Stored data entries
────────────────

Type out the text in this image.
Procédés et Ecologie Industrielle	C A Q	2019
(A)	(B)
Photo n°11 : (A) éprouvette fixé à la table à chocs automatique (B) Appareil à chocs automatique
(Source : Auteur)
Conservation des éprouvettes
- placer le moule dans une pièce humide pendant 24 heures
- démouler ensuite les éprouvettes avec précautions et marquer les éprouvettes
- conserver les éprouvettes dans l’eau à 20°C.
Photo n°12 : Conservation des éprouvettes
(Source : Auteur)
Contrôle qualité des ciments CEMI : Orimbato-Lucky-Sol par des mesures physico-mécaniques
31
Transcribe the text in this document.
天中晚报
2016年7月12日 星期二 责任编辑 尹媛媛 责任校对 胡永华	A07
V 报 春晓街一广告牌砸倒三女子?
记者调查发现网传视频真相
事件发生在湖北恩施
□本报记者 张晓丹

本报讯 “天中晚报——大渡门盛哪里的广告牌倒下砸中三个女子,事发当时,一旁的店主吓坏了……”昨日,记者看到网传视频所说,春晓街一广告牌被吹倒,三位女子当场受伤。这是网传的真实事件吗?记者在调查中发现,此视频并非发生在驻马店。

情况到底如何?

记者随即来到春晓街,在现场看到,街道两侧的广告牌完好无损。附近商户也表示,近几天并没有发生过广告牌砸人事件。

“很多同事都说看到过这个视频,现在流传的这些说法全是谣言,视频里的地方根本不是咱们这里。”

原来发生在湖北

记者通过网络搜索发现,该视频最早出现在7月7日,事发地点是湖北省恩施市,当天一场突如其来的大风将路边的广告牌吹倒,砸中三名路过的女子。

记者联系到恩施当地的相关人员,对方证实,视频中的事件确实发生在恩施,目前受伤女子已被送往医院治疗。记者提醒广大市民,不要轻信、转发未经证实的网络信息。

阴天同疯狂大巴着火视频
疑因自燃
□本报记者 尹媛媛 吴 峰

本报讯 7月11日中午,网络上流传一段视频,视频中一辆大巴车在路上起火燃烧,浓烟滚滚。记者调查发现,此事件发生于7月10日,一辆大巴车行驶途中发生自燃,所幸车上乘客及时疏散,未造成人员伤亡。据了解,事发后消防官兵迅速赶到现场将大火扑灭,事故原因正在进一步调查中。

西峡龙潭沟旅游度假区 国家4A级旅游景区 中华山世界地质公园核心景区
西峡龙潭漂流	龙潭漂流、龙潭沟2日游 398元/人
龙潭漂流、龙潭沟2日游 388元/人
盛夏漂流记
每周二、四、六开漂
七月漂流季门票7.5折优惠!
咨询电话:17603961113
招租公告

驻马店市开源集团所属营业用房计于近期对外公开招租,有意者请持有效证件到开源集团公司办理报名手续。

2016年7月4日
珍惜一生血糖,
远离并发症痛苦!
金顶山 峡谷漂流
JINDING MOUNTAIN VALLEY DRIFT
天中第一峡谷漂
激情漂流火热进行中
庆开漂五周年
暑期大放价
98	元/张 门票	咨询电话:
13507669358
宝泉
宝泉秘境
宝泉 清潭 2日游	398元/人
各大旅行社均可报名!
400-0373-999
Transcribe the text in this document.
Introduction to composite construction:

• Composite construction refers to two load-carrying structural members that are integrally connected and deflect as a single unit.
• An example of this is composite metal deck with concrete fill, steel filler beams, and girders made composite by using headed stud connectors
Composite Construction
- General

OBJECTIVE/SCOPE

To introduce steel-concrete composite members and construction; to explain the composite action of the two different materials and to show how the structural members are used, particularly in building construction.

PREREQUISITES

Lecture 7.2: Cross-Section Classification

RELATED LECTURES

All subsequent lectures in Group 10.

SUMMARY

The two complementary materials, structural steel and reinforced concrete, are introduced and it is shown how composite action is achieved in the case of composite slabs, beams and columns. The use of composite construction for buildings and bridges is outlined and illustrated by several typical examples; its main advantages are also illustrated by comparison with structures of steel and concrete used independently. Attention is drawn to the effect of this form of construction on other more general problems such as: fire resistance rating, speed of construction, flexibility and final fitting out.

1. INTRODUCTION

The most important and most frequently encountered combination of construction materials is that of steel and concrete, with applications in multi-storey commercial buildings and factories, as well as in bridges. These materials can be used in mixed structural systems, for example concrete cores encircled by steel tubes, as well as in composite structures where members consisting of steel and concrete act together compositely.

────────────────

REQUIREMENT:
Retype all of the entries precisely as they are.

SOLUTION BELOW:
Type out the text in this image.
Procédés et Ecologie Industrielle	C A Q	2019
(A)	(B)
Photo n°11 : (A) éprouvette fixé à la table à chocs automatique (B) Appareil à chocs automatique
(Source : Auteur)
Conservation des éprouvettes
- placer le moule dans une pièce humide pendant 24 heures
- démouler ensuite les éprouvettes avec précautions et marquer les éprouvettes
- conserver les éprouvettes dans l’eau à 20°C.
Photo n°12 : Conservation des éprouvettes
(Source : Auteur)
Contrôle qualité des ciments CEMI : Orimbato-Lucky-Sol par des mesures physico-mécaniques
31
Transcribe the text in this document.
天中晚报
2016年7月12日 星期二 责任编辑 尹媛媛 责任校对 胡永华	A07
V 报 春晓街一广告牌砸倒三女子?
记者调查发现网传视频真相
事件发生在湖北恩施
□本报记者 张晓丹

本报讯 “天中晚报——大渡门盛哪里的广告牌倒下砸中三个女子,事发当时,一旁的店主吓坏了……”昨日,记者看到网传视频所说,春晓街一广告牌被吹倒,三位女子当场受伤。这是网传的真实事件吗?记者在调查中发现,此视频并非发生在驻马店。

情况到底如何?

记者随即来到春晓街,在现场看到,街道两侧的广告牌完好无损。附近商户也表示,近几天并没有发生过广告牌砸人事件。

“很多同事都说看到过这个视频,现在流传的这些说法全是谣言,视频里的地方根本不是咱们这里。”

原来发生在湖北

记者通过网络搜索发现,该视频最早出现在7月7日,事发地点是湖北省恩施市,当天一场突如其来的大风将路边的广告牌吹倒,砸中三名路过的女子。

记者联系到恩施当地的相关人员,对方证实,视频中的事件确实发生在恩施,目前受伤女子已被送往医院治疗。记者提醒广大市民,不要轻信、转发未经证实的网络信息。

阴天同疯狂大巴着火视频
疑因自燃
□本报记者 尹媛媛 吴 峰

本报讯 7月11日中午,网络上流传一段视频,视频中一辆大巴车在路上起火燃烧,浓烟滚滚。记者调查发现,此事件发生于7月10日,一辆大巴车行驶途中发生自燃,所幸车上乘客及时疏散,未造成人员伤亡。据了解,事发后消防官兵迅速赶到现场将大火扑灭,事故原因正在进一步调查中。

西峡龙潭沟旅游度假区 国家4A级旅游景区 中华山世界地质公园核心景区
西峡龙潭漂流	龙潭漂流、龙潭沟2日游 398元/人
龙潭漂流、龙潭沟2日游 388元/人
盛夏漂流记
每周二、四、六开漂
七月漂流季门票7.5折优惠!
咨询电话:17603961113
招租公告

驻马店市开源集团所属营业用房计于近期对外公开招租,有意者请持有效证件到开源集团公司办理报名手续。

2016年7月4日
珍惜一生血糖,
远离并发症痛苦!
金顶山 峡谷漂流
JINDING MOUNTAIN VALLEY DRIFT
天中第一峡谷漂
激情漂流火热进行中
庆开漂五周年
暑期大放价
98	元/张 门票	咨询电话:
13507669358
宝泉
宝泉秘境
宝泉 清潭 2日游	398元/人
各大旅行社均可报名!
400-0373-999
Transcribe the text in this document.
Introduction to composite construction:

• Composite construction refers to two load-carrying structural members that are integrally connected and deflect as a single unit.
• An example of this is composite metal deck with concrete fill, steel filler beams, and girders made composite by using headed stud connectors
Composite Construction
- General

OBJECTIVE/SCOPE

To introduce steel-concrete composite members and construction; to explain the composite action of the two different materials and to show how the structural members are used, particularly in building construction.

PREREQUISITES

Lecture 7.2: Cross-Section Classification

RELATED LECTURES

All subsequent lectures in Group 10.

SUMMARY

The two complementary materials, structural steel and reinforced concrete, are introduced and it is shown how composite action is achieved in the case of composite slabs, beams and columns. The use of composite construction for buildings and bridges is outlined and illustrated by several typical examples; its main advantages are also illustrated by comparison with structures of steel and concrete used independently. Attention is drawn to the effect of this form of construction on other more general problems such as: fire resistance rating, speed of construction, flexibility and final fitting out.

1. INTRODUCTION

The most important and most frequently encountered combination of construction materials is that of steel and concrete, with applications in multi-storey commercial buildings and factories, as well as in bridges. These materials can be used in mixed structural systems, for example concrete cores encircled by steel tubes, as well as in composite structures where members consisting of steel and concrete act together compositely.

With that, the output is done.